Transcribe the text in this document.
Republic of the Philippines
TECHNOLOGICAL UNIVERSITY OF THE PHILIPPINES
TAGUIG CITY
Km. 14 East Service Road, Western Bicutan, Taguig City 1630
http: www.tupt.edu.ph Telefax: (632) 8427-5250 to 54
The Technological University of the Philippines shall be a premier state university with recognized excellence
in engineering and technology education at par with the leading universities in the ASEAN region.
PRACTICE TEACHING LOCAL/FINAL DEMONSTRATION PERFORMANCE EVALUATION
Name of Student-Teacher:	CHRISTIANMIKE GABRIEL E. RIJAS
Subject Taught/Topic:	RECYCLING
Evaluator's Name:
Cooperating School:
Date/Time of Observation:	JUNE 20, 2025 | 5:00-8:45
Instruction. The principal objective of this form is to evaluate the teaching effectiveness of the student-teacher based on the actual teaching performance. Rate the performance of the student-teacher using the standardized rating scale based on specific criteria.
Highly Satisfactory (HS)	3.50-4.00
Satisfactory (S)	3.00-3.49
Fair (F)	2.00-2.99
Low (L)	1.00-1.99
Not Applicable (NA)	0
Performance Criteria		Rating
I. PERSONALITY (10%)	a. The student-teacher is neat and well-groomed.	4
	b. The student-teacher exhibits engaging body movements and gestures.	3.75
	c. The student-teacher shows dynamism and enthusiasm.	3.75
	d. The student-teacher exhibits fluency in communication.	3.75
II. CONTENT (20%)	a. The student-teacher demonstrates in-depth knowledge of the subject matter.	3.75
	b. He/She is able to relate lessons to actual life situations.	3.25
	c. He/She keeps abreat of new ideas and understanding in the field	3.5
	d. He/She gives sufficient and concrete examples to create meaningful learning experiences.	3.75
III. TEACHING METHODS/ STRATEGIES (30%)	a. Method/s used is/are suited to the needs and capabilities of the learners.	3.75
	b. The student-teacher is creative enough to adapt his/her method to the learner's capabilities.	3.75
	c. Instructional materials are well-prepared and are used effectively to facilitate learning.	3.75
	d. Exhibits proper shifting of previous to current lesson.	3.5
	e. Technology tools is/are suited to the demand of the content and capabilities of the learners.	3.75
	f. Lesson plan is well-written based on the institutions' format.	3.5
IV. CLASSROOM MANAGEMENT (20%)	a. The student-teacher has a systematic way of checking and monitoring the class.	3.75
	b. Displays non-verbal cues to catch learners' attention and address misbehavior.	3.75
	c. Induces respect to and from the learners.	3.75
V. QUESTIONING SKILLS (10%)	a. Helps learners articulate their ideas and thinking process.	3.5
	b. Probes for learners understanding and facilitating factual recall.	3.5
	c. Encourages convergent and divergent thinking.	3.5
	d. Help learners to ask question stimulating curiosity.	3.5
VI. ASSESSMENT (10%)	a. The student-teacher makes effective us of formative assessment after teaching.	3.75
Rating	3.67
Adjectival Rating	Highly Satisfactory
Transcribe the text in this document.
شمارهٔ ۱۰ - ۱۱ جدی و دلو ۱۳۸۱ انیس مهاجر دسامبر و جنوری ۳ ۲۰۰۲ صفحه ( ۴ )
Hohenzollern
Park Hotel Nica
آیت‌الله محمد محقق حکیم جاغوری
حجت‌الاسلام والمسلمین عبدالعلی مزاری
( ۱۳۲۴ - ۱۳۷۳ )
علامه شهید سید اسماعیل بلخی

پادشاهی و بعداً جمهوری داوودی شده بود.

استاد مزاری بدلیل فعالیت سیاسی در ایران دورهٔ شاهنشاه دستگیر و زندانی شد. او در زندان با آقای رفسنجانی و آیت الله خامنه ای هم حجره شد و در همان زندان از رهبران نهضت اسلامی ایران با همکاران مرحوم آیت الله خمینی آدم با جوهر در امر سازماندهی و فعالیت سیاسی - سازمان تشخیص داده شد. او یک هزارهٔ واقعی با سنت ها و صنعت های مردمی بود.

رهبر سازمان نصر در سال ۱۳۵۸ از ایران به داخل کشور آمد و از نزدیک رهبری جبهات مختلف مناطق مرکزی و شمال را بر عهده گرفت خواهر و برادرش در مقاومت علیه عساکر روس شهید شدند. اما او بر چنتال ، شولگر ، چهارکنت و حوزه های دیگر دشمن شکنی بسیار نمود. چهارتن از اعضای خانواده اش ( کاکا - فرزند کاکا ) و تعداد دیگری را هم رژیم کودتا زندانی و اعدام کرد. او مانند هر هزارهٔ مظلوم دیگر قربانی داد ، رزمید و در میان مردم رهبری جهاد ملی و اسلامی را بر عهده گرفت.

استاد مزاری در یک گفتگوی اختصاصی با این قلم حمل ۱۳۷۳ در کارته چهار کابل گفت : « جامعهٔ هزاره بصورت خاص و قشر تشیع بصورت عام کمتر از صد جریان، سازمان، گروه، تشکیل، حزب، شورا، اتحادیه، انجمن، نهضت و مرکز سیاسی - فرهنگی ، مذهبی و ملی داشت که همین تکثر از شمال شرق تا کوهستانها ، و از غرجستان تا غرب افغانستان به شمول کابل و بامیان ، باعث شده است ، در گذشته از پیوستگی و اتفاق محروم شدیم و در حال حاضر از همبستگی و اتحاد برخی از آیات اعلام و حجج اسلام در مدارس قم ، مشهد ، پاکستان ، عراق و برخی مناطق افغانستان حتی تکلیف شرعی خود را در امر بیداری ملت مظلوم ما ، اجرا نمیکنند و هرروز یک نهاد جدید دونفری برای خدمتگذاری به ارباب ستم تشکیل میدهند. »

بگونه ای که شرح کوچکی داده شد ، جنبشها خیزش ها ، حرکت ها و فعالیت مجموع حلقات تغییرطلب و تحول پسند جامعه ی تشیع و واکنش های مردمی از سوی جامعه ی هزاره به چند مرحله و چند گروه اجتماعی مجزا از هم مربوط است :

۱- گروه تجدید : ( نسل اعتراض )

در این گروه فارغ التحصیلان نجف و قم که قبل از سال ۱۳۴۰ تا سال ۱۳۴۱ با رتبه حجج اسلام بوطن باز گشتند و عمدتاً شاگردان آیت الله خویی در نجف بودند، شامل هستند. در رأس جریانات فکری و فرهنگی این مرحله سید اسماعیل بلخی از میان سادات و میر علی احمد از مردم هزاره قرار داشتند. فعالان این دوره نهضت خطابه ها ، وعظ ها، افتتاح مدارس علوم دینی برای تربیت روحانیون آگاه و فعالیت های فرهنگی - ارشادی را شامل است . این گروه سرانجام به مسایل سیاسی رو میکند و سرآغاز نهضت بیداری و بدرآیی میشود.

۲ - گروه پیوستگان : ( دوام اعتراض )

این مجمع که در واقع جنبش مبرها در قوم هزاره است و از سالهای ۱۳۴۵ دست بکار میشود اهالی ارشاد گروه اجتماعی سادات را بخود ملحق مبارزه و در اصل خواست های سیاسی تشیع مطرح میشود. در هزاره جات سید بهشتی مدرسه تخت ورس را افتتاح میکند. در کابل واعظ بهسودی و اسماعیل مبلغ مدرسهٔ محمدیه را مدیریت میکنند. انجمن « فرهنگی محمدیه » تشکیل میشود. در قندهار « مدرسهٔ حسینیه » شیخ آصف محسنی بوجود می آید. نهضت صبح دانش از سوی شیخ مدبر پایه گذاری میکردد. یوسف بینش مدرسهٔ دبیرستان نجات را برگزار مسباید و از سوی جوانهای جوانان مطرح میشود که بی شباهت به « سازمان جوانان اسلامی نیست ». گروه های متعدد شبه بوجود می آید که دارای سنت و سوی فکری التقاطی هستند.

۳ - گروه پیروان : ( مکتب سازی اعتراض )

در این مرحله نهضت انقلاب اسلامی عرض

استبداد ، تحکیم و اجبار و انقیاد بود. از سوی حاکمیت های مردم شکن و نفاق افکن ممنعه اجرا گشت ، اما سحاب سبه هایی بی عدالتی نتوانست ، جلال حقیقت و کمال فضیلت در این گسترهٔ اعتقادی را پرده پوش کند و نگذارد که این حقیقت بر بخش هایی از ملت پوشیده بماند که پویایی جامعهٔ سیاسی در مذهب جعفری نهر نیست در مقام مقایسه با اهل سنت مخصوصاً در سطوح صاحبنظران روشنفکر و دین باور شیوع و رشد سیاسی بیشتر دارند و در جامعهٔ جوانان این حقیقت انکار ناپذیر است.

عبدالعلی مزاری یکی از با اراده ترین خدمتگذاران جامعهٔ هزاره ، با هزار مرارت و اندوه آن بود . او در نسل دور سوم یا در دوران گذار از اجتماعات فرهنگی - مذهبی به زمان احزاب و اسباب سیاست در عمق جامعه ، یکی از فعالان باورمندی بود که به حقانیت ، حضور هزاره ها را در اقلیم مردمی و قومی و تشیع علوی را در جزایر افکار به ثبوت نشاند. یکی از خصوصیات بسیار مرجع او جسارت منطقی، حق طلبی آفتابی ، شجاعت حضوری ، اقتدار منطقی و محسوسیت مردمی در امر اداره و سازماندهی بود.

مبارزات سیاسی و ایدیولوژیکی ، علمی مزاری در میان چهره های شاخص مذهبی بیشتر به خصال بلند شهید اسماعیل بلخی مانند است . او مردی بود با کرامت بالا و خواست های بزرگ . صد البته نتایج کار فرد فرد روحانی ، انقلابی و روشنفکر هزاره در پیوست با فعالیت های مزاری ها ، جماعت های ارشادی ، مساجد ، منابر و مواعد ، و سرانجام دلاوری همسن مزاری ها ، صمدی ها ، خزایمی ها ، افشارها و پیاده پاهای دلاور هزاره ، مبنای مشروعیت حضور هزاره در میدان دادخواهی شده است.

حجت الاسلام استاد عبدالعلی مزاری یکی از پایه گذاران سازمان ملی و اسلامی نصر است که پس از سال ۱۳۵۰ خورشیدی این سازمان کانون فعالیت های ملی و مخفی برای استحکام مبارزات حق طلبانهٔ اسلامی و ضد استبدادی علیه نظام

What to do => For the string "suited", count the lines of the entries above that include it; answer with the number only.

The result => 2